§ **GOAL OF THE EXERCISE**
Return each line containing the string "like".

[PROVIDED DATA start]

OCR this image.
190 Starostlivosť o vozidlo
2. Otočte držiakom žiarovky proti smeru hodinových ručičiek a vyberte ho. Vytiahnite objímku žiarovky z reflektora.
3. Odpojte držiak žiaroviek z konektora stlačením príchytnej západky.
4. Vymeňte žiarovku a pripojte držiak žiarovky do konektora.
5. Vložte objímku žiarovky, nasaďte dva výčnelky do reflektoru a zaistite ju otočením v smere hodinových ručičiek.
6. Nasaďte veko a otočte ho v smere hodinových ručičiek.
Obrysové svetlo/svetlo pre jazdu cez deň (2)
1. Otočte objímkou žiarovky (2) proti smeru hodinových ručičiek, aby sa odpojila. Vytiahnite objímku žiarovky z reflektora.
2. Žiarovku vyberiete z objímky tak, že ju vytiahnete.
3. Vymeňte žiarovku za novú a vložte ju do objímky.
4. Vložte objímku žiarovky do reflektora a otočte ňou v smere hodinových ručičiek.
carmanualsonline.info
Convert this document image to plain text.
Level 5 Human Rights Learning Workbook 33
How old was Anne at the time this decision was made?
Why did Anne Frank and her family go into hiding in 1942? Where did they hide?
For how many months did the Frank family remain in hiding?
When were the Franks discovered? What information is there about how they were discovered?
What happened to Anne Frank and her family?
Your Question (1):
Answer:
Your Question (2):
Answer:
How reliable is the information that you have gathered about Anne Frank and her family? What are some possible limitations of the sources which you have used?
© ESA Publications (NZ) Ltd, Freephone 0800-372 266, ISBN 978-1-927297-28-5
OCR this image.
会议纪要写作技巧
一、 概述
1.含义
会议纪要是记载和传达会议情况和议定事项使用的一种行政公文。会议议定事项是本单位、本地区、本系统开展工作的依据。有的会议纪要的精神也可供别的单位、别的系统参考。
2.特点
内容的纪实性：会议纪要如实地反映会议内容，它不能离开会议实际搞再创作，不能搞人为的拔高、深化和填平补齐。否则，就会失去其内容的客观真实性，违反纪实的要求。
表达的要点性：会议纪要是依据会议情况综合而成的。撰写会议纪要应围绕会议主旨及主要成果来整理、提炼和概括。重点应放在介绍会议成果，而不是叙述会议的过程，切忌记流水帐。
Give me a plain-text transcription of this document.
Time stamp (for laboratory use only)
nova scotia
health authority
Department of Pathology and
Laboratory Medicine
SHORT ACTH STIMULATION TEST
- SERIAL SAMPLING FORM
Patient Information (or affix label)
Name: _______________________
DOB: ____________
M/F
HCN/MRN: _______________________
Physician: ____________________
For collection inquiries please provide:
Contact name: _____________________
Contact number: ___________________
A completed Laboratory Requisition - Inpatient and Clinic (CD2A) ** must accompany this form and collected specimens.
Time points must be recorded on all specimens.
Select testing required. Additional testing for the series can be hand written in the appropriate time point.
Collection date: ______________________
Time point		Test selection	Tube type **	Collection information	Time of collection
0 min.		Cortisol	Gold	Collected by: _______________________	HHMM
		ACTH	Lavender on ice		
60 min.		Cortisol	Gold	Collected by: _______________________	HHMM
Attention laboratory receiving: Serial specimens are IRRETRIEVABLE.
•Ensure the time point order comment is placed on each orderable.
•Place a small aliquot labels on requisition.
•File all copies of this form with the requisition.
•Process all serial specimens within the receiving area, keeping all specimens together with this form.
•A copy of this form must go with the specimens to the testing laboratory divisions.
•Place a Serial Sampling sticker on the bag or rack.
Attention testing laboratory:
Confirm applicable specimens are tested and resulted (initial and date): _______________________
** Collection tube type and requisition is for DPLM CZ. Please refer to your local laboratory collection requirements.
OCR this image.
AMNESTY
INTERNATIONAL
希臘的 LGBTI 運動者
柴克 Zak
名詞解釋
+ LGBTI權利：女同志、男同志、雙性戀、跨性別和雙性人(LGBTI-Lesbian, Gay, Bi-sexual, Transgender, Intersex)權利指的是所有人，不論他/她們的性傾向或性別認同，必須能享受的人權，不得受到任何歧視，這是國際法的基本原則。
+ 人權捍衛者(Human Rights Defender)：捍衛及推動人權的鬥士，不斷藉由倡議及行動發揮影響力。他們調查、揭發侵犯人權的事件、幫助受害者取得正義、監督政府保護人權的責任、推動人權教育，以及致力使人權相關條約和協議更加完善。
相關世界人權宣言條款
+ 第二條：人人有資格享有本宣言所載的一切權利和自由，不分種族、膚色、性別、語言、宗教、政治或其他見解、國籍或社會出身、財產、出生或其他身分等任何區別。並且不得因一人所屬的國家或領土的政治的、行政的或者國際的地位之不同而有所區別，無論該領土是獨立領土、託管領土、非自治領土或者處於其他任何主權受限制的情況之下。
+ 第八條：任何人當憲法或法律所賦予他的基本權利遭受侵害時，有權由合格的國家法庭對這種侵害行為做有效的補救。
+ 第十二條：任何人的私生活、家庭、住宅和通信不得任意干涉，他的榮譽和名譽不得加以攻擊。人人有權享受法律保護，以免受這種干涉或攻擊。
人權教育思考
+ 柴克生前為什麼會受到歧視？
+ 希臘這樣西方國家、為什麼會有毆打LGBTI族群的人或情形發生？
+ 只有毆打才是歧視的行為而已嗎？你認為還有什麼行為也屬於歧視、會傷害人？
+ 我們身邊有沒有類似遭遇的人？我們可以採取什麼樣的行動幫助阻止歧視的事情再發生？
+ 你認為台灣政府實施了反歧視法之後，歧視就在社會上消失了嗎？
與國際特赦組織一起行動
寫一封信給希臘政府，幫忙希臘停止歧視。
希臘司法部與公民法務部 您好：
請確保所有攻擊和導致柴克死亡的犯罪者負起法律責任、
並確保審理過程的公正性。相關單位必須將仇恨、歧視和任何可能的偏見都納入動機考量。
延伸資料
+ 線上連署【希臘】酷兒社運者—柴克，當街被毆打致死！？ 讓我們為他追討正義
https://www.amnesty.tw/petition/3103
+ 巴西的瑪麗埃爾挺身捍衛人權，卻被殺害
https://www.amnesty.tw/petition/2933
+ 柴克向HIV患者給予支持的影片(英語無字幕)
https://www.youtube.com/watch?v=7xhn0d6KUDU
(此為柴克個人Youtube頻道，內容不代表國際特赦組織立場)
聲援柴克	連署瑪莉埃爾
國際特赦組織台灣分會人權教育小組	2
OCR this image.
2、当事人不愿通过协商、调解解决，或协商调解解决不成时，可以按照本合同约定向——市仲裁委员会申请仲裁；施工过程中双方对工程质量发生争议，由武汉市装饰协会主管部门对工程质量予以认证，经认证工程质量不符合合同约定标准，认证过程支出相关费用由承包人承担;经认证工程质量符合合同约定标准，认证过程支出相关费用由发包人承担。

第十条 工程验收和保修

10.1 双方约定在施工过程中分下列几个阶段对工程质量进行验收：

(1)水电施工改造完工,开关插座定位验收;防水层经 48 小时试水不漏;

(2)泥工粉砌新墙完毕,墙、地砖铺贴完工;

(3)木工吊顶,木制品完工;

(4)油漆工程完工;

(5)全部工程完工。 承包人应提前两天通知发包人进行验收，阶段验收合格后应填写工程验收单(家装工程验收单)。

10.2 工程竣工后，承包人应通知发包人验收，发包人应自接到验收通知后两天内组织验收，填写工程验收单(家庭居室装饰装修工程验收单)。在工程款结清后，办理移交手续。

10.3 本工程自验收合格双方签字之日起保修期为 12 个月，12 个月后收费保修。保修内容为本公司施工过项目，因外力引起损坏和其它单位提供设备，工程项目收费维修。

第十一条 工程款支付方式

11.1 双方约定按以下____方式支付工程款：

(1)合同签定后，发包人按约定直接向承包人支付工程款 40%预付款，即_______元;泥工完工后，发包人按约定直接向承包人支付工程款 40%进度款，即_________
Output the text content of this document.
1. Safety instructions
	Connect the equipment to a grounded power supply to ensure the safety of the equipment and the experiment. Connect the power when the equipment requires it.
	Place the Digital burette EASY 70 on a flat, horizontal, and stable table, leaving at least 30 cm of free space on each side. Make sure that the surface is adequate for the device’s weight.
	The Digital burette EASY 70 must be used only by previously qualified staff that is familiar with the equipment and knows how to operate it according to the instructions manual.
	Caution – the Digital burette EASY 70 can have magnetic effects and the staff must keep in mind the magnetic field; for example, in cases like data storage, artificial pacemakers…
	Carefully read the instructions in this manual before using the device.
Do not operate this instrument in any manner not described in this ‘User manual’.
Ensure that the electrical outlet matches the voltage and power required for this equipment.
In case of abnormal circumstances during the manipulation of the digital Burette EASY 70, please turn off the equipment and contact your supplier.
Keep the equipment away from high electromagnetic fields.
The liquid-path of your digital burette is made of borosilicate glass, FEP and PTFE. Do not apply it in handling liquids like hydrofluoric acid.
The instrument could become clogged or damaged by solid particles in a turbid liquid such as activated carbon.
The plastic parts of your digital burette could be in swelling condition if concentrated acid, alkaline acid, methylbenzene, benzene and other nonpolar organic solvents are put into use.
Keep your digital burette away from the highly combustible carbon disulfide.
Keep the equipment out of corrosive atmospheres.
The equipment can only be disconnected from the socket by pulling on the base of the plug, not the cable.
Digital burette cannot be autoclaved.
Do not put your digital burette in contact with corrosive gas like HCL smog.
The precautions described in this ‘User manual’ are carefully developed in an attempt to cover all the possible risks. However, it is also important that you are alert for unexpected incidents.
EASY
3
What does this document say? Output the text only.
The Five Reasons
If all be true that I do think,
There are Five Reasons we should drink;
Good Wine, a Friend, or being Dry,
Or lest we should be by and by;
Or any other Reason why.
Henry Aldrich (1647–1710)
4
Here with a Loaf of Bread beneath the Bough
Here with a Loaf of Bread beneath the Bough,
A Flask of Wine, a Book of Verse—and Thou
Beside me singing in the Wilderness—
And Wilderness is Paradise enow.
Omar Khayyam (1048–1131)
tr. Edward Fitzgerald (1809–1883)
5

[PROVIDED DATA end]

§ **ANSWER**
	Caution – the Digital burette EASY 70 can have magnetic effects and the staff must keep in mind the magnetic field; for example, in cases like data storage, artificial pacemakers…
The liquid-path of your digital burette is made of borosilicate glass, FEP and PTFE. Do not apply it in handling liquids like hydrofluoric acid.
Do not put your digital burette in contact with corrosive gas like HCL smog.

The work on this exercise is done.